• [Selected extract]:
⟨

The Co2 taken up by the trees is broken down rapidly y decay and other processes constantly, and not laid down and sequestrated in sediment.

So the Amazon is not a significant CO2 sink unlike for example peatland.

The soil below is often quite poor and nutrients are aggressively recycled.

Cutting down and burning large areas is hardly desirable though.

I wonder what is being grown on the cleared land or land it is replacing.

I have a suspicion it will be fuel of some kind to meet CO2 targets

 

Actually it's not. It's quite a complicated subject they do act as sinks but deforestation can increase emissions, depending on the land use.

 

 

Tropical rainforests act as global carbon sinks. Inverse modeling of atmospheric CO 2 concentrations indicates that tropical forests contribute a carbon sink of 1-3 gigatonne (1 billion metric tons) per year (Rodenbeck et al. 2003). To provide further evidence of this carbon sequestering activity, several studies that have conducted long-term monitoring plots which define a plot as an area of forest 1 hectare in area, and where all trees above 10 cm diameter in breast height are tracked individually over time. The plots span the Amazonian forests of northern South America, including Bolivia, Brazil, Ecuador, French Guiana, Peru, and Venezuela (Phillips et al. 2007). Results from these studies have shown that forests are increasing in above-ground biomass, by 0.3-0.5% per year over the past two decades (Malhi & Grace 2000). These experimental studies confirm findings from laboratory research and modeling, that rising productivity of tropical forests is due to sequestering of increased CO 2 concentrations in the atmosphere (Phillips et al. 2007). Because of this activity, some research suggests that tropical rainforests may benefit from increased CO 2 characteristic of modern climate change, and may even serve to offset rising atmospheric levels by sequestration.

⟩

• [Task 1]: Decide whether each statement agrees with the passage on tropical forests and carbon, answering yes or no and quoting the words of the passage that decide it: (a) the monitoring plots include forests in Bolivia and Peru; (b) above-ground biomass has been rising by 1-3% per year; (c) the trees tracked individually in each plot are those above 10 cm diameter at breast height.
• [Task 2]: Extract everything in the passage on tropical forests and carbon from "So the Amazon" down to "the land use.".
• [Task 3]: List every place that the passage on tropical forests and carbon names as spanned by the monitoring plots.
The lines that come after this text play no part in this work.

• [Data section]:
⟨

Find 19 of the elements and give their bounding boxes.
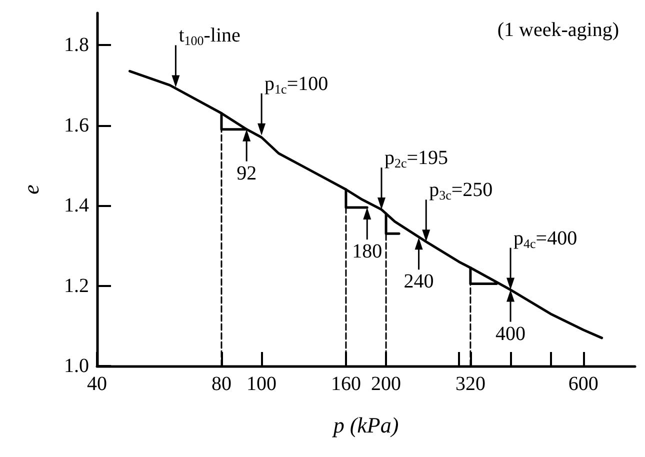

⟩

• [Full solution 1]:
(a) Yes: "including Bolivia, Brazil, Ecuador, French Guiana, Peru, and Venezuela"
(b) No: "by 0.3-0.5% per year over the past two decades"
(c) Yes: "all trees above 10 cm diameter in breast height are tracked individually over time"

• [Full solution 2]:
So the Amazon is not a significant CO2 sink unlike for example peatland.

The soil below is often quite poor and nutrients are aggressively recycled.

Cutting down and burning large areas is hardly desirable though.

I wonder what is being grown on the cleared land or land it is replacing.

I have a suspicion it will be fuel of some kind to meet CO2 targets

 

Actually it's not. It's quite a complicated subject they do act as sinks but deforestation can increase emissions, depending on the land use.

• [Full solution 3]: Bolivia, Brazil, Ecuador, French Guiana, Peru, Venezuela